[What you should do]
The answer should consist of every line in the material below that has the word "CalculateFullName".

[[ Given information, beginning ]]

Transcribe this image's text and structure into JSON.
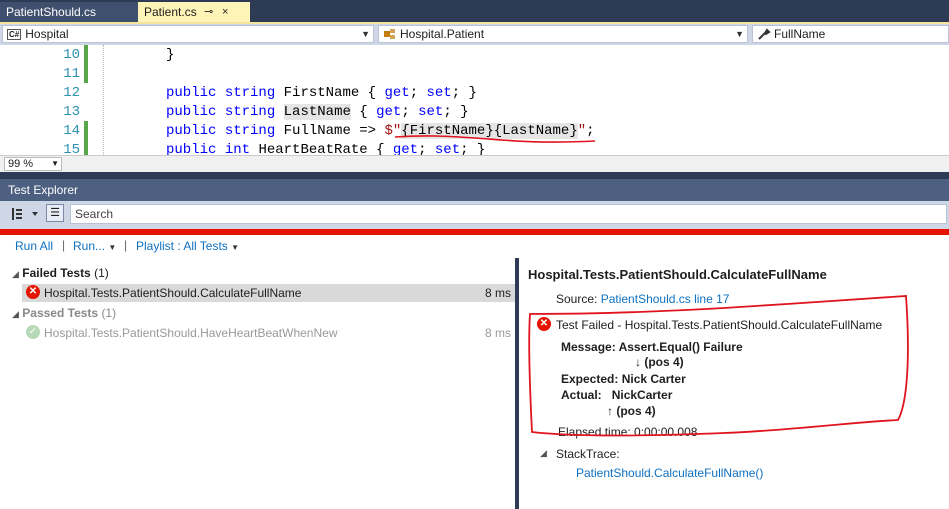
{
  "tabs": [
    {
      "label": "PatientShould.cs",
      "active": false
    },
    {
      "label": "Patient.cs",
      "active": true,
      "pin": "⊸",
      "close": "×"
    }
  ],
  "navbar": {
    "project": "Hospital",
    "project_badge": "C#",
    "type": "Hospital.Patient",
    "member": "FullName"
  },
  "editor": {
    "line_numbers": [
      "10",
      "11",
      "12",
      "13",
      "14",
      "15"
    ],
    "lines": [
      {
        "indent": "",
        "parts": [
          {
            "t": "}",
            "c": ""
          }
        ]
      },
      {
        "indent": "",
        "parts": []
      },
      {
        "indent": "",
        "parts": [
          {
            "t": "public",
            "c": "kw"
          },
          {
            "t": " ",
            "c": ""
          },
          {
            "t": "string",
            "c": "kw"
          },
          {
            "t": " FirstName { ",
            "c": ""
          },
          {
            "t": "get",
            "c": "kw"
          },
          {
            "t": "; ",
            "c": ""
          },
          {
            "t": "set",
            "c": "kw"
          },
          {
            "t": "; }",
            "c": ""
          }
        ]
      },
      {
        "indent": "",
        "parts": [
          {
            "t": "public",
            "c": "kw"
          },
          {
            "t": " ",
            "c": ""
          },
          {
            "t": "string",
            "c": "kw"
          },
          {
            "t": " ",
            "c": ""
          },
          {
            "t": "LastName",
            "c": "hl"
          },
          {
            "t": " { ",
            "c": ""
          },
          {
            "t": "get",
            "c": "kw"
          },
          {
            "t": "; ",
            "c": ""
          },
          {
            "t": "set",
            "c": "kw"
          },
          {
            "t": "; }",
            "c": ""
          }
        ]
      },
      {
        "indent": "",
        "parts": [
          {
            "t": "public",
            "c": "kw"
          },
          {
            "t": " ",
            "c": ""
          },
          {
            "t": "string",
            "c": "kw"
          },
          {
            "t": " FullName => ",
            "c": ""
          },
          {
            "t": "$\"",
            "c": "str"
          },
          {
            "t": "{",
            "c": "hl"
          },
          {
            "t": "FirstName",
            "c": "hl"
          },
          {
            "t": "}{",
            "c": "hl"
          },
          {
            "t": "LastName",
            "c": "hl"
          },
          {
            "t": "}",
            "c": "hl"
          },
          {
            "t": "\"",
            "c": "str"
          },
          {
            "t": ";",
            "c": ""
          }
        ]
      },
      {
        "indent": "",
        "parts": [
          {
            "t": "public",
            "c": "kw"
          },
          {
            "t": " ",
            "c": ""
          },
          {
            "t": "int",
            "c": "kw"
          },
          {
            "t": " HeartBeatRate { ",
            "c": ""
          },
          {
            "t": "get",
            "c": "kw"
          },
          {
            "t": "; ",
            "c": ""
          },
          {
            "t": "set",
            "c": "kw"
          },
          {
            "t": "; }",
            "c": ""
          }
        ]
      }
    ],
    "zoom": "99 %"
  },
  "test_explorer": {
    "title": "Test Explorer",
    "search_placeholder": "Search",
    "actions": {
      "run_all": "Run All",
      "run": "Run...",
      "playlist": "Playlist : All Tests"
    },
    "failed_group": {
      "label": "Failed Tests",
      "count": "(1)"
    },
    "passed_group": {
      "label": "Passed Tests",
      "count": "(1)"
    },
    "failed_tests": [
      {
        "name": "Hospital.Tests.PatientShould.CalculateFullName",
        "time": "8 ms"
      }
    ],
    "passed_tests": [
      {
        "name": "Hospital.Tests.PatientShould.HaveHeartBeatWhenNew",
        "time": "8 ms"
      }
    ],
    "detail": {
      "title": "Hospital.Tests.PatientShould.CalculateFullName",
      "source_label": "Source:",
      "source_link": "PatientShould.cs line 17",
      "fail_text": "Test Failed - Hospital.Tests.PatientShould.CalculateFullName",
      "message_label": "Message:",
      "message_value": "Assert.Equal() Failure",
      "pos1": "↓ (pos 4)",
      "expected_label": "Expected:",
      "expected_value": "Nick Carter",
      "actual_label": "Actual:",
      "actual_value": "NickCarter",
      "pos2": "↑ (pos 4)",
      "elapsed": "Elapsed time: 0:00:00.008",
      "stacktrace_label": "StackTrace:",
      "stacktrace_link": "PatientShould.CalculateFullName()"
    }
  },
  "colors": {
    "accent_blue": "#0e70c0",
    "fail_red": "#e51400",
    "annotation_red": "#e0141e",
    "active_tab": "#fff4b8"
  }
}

[[ Given information, end ]]

[Your response]
        "name": "Hospital.Tests.PatientShould.CalculateFullName",
      "title": "Hospital.Tests.PatientShould.CalculateFullName",
      "fail_text": "Test Failed - Hospital.Tests.PatientShould.CalculateFullName",
      "stacktrace_link": "PatientShould.CalculateFullName()"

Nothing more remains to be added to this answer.